# What this task involves:
Show all lines of the listing that hold the word "Flow".

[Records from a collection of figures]
=-=-=-=-=

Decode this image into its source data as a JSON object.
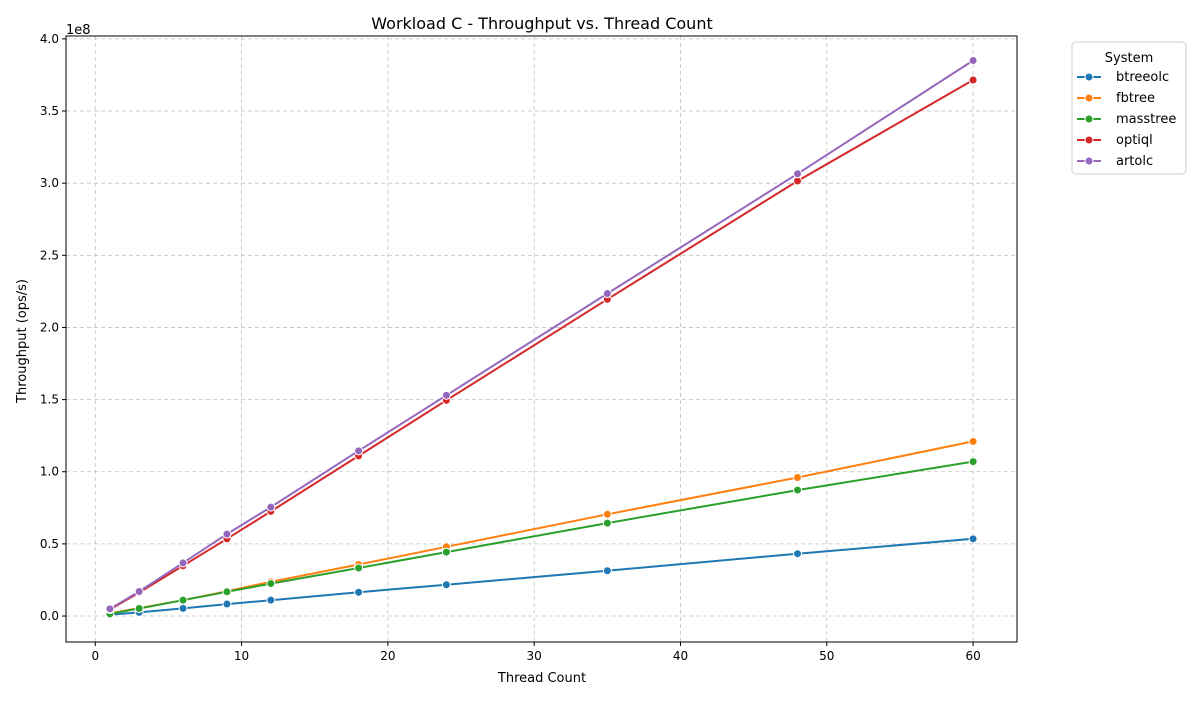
{
  "chart_data": {
    "type": "line",
    "title": "Workload C - Throughput vs. Thread Count",
    "xlabel": "Thread Count",
    "ylabel": "Throughput (ops/s)",
    "y_offset_label": "1e8",
    "xlim": [
      -2,
      63
    ],
    "ylim": [
      -18000000,
      402000000
    ],
    "x_ticks": [
      0,
      10,
      20,
      30,
      40,
      50,
      60
    ],
    "x_tick_labels": [
      "0",
      "10",
      "20",
      "30",
      "40",
      "50",
      "60"
    ],
    "y_ticks": [
      0,
      50000000,
      100000000,
      150000000,
      200000000,
      250000000,
      300000000,
      350000000,
      400000000
    ],
    "y_tick_labels": [
      "0.0",
      "0.5",
      "1.0",
      "1.5",
      "2.0",
      "2.5",
      "3.0",
      "3.5",
      "4.0"
    ],
    "grid": true,
    "legend": {
      "title": "System",
      "placement": "outside-top-right"
    },
    "x": [
      1,
      3,
      6,
      9,
      12,
      18,
      24,
      35,
      48,
      60
    ],
    "series": [
      {
        "name": "btreeolc",
        "color": "#1f77b4",
        "values": [
          1000000,
          2500000,
          5300000,
          8300000,
          11000000,
          16500000,
          21700000,
          31400000,
          43200000,
          53500000
        ]
      },
      {
        "name": "fbtree",
        "color": "#ff7f0e",
        "values": [
          1800000,
          5500000,
          11000000,
          17200000,
          23700000,
          35700000,
          48000000,
          70500000,
          96000000,
          121000000
        ]
      },
      {
        "name": "masstree",
        "color": "#2ca02c",
        "values": [
          1500000,
          5200000,
          11000000,
          16800000,
          22500000,
          33300000,
          44300000,
          64400000,
          87300000,
          107000000
        ]
      },
      {
        "name": "optiql",
        "color": "#d62728",
        "values": [
          4500000,
          16300000,
          34800000,
          53500000,
          72500000,
          111000000,
          149500000,
          219500000,
          301500000,
          371500000
        ]
      },
      {
        "name": "artolc",
        "color": "#9467bd",
        "values": [
          5000000,
          17000000,
          36800000,
          56800000,
          75500000,
          114500000,
          153000000,
          223500000,
          306500000,
          385000000
        ]
      }
    ]
  }
}
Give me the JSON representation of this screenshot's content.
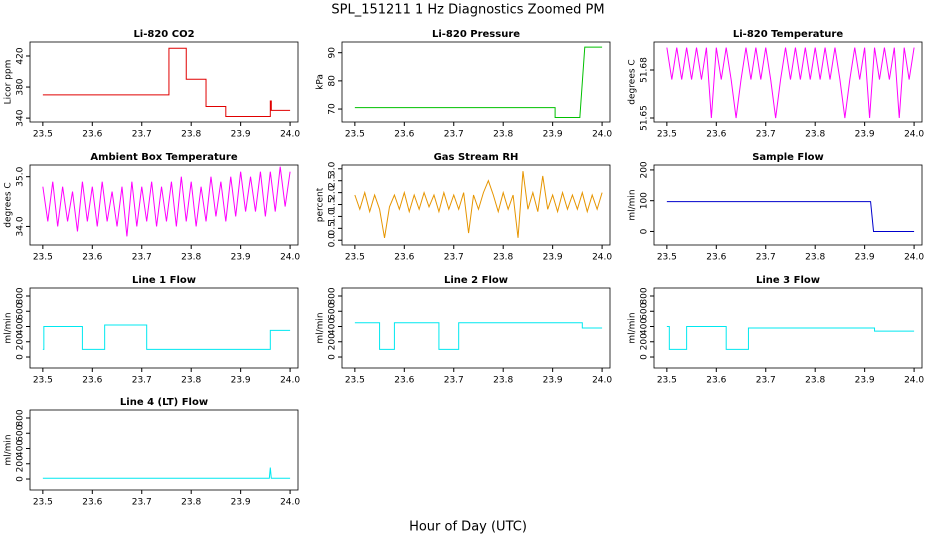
{
  "page": {
    "title": "SPL_151211  1 Hz Diagnostics Zoomed PM",
    "xlabel": "Hour of Day (UTC)"
  },
  "chart_data": [
    {
      "type": "line",
      "title": "Li-820 CO2",
      "ylabel": "Licor ppm",
      "color": "#e00000",
      "x": [
        23.5,
        23.755,
        23.755,
        23.79,
        23.79,
        23.83,
        23.83,
        23.87,
        23.87,
        23.96,
        23.96,
        23.962,
        23.962,
        24.0
      ],
      "values": [
        370,
        370,
        430,
        430,
        390,
        390,
        355,
        355,
        342,
        342,
        362,
        362,
        350,
        350
      ],
      "xlim": [
        23.474,
        24.016
      ],
      "xticks": [
        23.5,
        23.6,
        23.7,
        23.8,
        23.9,
        {
          "value": 24,
          "label": "24.0"
        }
      ],
      "ylim": [
        335,
        438
      ],
      "yticks": [
        340,
        380,
        420
      ]
    },
    {
      "type": "line",
      "title": "Li-820 Pressure",
      "ylabel": "kPa",
      "color": "#00c000",
      "x": [
        23.5,
        23.905,
        23.905,
        23.955,
        23.965,
        24.0
      ],
      "values": [
        70.5,
        70.5,
        67,
        67,
        92,
        92
      ],
      "xlim": [
        23.474,
        24.016
      ],
      "xticks": [
        23.5,
        23.6,
        23.7,
        23.8,
        23.9,
        {
          "value": 24,
          "label": "24.0"
        }
      ],
      "ylim": [
        65.4,
        93.8
      ],
      "yticks": [
        70,
        80,
        90
      ]
    },
    {
      "type": "line",
      "title": "Li-820 Temperature",
      "ylabel": "degrees C",
      "color": "#ff00ff",
      "x": [
        23.5,
        23.51,
        23.52,
        23.53,
        23.54,
        23.55,
        23.56,
        23.57,
        23.58,
        23.59,
        23.6,
        23.61,
        23.62,
        23.63,
        23.64,
        23.65,
        23.66,
        23.67,
        23.68,
        23.69,
        23.7,
        23.71,
        23.72,
        23.73,
        23.74,
        23.75,
        23.76,
        23.77,
        23.78,
        23.79,
        23.8,
        23.81,
        23.82,
        23.83,
        23.84,
        23.85,
        23.86,
        23.87,
        23.88,
        23.89,
        23.9,
        23.91,
        23.92,
        23.93,
        23.94,
        23.95,
        23.96,
        23.97,
        23.98,
        23.99,
        24.0
      ],
      "values": [
        51.694,
        51.674,
        51.694,
        51.674,
        51.694,
        51.674,
        51.694,
        51.674,
        51.694,
        51.65,
        51.694,
        51.674,
        51.694,
        51.674,
        51.65,
        51.674,
        51.694,
        51.674,
        51.694,
        51.674,
        51.694,
        51.674,
        51.65,
        51.674,
        51.694,
        51.674,
        51.694,
        51.674,
        51.694,
        51.674,
        51.694,
        51.674,
        51.694,
        51.674,
        51.694,
        51.674,
        51.65,
        51.674,
        51.694,
        51.674,
        51.694,
        51.65,
        51.694,
        51.674,
        51.694,
        51.674,
        51.694,
        51.65,
        51.694,
        51.674,
        51.694
      ],
      "xlim": [
        23.474,
        24.016
      ],
      "xticks": [
        23.5,
        23.6,
        23.7,
        23.8,
        23.9,
        {
          "value": 24,
          "label": "24.0"
        }
      ],
      "ylim": [
        51.6475,
        51.6975
      ],
      "yticks": [
        51.65,
        51.68
      ]
    },
    {
      "type": "line",
      "title": "Ambient Box Temperature",
      "ylabel": "degrees C",
      "color": "#ff00ff",
      "x": [
        23.5,
        23.51,
        23.52,
        23.53,
        23.54,
        23.55,
        23.56,
        23.57,
        23.58,
        23.59,
        23.6,
        23.61,
        23.62,
        23.63,
        23.64,
        23.65,
        23.66,
        23.67,
        23.68,
        23.69,
        23.7,
        23.71,
        23.72,
        23.73,
        23.74,
        23.75,
        23.76,
        23.77,
        23.78,
        23.79,
        23.8,
        23.81,
        23.82,
        23.83,
        23.84,
        23.85,
        23.86,
        23.87,
        23.88,
        23.89,
        23.9,
        23.91,
        23.92,
        23.93,
        23.94,
        23.95,
        23.96,
        23.97,
        23.98,
        23.99,
        24.0
      ],
      "values": [
        34.8,
        34.1,
        34.9,
        34.0,
        34.8,
        34.1,
        34.7,
        33.9,
        34.9,
        34.1,
        34.8,
        34.0,
        34.9,
        34.1,
        34.7,
        34.0,
        34.8,
        33.8,
        34.9,
        34.0,
        34.8,
        34.1,
        34.9,
        34.0,
        34.8,
        34.1,
        34.9,
        34.0,
        35.0,
        34.1,
        34.9,
        34.0,
        34.8,
        34.1,
        35.0,
        34.2,
        34.9,
        34.1,
        35.0,
        34.2,
        35.1,
        34.3,
        35.0,
        34.3,
        35.1,
        34.2,
        35.1,
        34.3,
        35.2,
        34.4,
        35.1
      ],
      "xlim": [
        23.474,
        24.016
      ],
      "xticks": [
        23.5,
        23.6,
        23.7,
        23.8,
        23.9,
        {
          "value": 24,
          "label": "24.0"
        }
      ],
      "ylim": [
        33.627,
        35.235
      ],
      "yticks": [
        {
          "value": 34,
          "label": "34.0"
        },
        {
          "value": 35,
          "label": "35.0"
        }
      ]
    },
    {
      "type": "line",
      "title": "Gas Stream RH",
      "ylabel": "percent",
      "color": "#e69500",
      "x": [
        23.5,
        23.51,
        23.52,
        23.53,
        23.54,
        23.55,
        23.56,
        23.57,
        23.58,
        23.59,
        23.6,
        23.61,
        23.62,
        23.63,
        23.64,
        23.65,
        23.66,
        23.67,
        23.68,
        23.69,
        23.7,
        23.71,
        23.72,
        23.73,
        23.74,
        23.75,
        23.76,
        23.77,
        23.78,
        23.79,
        23.8,
        23.81,
        23.82,
        23.83,
        23.84,
        23.85,
        23.86,
        23.87,
        23.88,
        23.89,
        23.9,
        23.91,
        23.92,
        23.93,
        23.94,
        23.95,
        23.96,
        23.97,
        23.98,
        23.99,
        24.0
      ],
      "values": [
        1.9,
        1.3,
        2.0,
        1.2,
        1.9,
        1.3,
        0.1,
        1.4,
        1.9,
        1.3,
        2.0,
        1.2,
        1.9,
        1.3,
        2.0,
        1.4,
        1.9,
        1.2,
        2.0,
        1.3,
        1.9,
        1.3,
        2.0,
        0.3,
        1.9,
        1.3,
        2.0,
        2.5,
        1.9,
        1.2,
        2.0,
        1.3,
        1.9,
        0.1,
        2.9,
        1.3,
        2.0,
        1.2,
        2.7,
        1.3,
        1.9,
        1.2,
        2.0,
        1.3,
        1.9,
        1.3,
        2.0,
        1.2,
        1.9,
        1.3,
        2.0
      ],
      "xlim": [
        23.474,
        24.016
      ],
      "xticks": [
        23.5,
        23.6,
        23.7,
        23.8,
        23.9,
        {
          "value": 24,
          "label": "24.0"
        }
      ],
      "ylim": [
        -0.2,
        3.16
      ],
      "yticks": [
        {
          "value": 0,
          "label": "0.0"
        },
        0.5,
        {
          "value": 1,
          "label": "1.0"
        },
        1.5,
        {
          "value": 2,
          "label": "2.0"
        },
        2.5,
        {
          "value": 3,
          "label": "3.0"
        }
      ]
    },
    {
      "type": "line",
      "title": "Sample Flow",
      "ylabel": "ml/min",
      "color": "#0000cc",
      "x": [
        23.5,
        23.912,
        23.918,
        24.0
      ],
      "values": [
        97,
        97,
        0,
        0
      ],
      "xlim": [
        23.474,
        24.016
      ],
      "xticks": [
        23.5,
        23.6,
        23.7,
        23.8,
        23.9,
        {
          "value": 24,
          "label": "24.0"
        }
      ],
      "ylim": [
        -44,
        216
      ],
      "yticks": [
        0,
        100,
        200
      ]
    },
    {
      "type": "line",
      "title": "Line 1 Flow",
      "ylabel": "ml/min",
      "color": "#00e8f0",
      "x": [
        23.5,
        23.502,
        23.502,
        23.58,
        23.58,
        23.625,
        23.625,
        23.71,
        23.71,
        23.96,
        23.96,
        24.0
      ],
      "values": [
        100,
        100,
        400,
        400,
        100,
        100,
        420,
        420,
        100,
        100,
        350,
        350
      ],
      "xlim": [
        23.474,
        24.016
      ],
      "xticks": [
        23.5,
        23.6,
        23.7,
        23.8,
        23.9,
        {
          "value": 24,
          "label": "24.0"
        }
      ],
      "ylim": [
        -144,
        905
      ],
      "yticks": [
        0,
        200,
        400,
        600,
        800
      ]
    },
    {
      "type": "line",
      "title": "Line 2 Flow",
      "ylabel": "ml/min",
      "color": "#00e8f0",
      "x": [
        23.5,
        23.55,
        23.55,
        23.58,
        23.58,
        23.67,
        23.67,
        23.71,
        23.71,
        23.96,
        23.96,
        24.0
      ],
      "values": [
        450,
        450,
        100,
        100,
        450,
        450,
        100,
        100,
        450,
        450,
        380,
        380
      ],
      "xlim": [
        23.474,
        24.016
      ],
      "xticks": [
        23.5,
        23.6,
        23.7,
        23.8,
        23.9,
        {
          "value": 24,
          "label": "24.0"
        }
      ],
      "ylim": [
        -144,
        905
      ],
      "yticks": [
        0,
        200,
        400,
        600,
        800
      ]
    },
    {
      "type": "line",
      "title": "Line 3 Flow",
      "ylabel": "ml/min",
      "color": "#00e8f0",
      "x": [
        23.5,
        23.505,
        23.505,
        23.54,
        23.54,
        23.62,
        23.62,
        23.665,
        23.665,
        23.92,
        23.92,
        24.0
      ],
      "values": [
        400,
        400,
        100,
        100,
        400,
        400,
        100,
        100,
        380,
        380,
        340,
        340
      ],
      "xlim": [
        23.474,
        24.016
      ],
      "xticks": [
        23.5,
        23.6,
        23.7,
        23.8,
        23.9,
        {
          "value": 24,
          "label": "24.0"
        }
      ],
      "ylim": [
        -144,
        905
      ],
      "yticks": [
        0,
        200,
        400,
        600,
        800
      ]
    },
    {
      "type": "line",
      "title": "Line 4 (LT) Flow",
      "ylabel": "ml/min",
      "color": "#00e8f0",
      "x": [
        23.5,
        23.958,
        23.96,
        23.962,
        24.0
      ],
      "values": [
        10,
        10,
        150,
        10,
        10
      ],
      "xlim": [
        23.474,
        24.016
      ],
      "xticks": [
        23.5,
        23.6,
        23.7,
        23.8,
        23.9,
        {
          "value": 24,
          "label": "24.0"
        }
      ],
      "ylim": [
        -144,
        905
      ],
      "yticks": [
        0,
        200,
        400,
        600,
        800
      ]
    }
  ]
}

=-=-=-=-=

# The result:
      "title": "Sample Flow",
      "title": "Line 1 Flow",
      "title": "Line 2 Flow",
      "title": "Line 3 Flow",
      "title": "Line 4 (LT) Flow",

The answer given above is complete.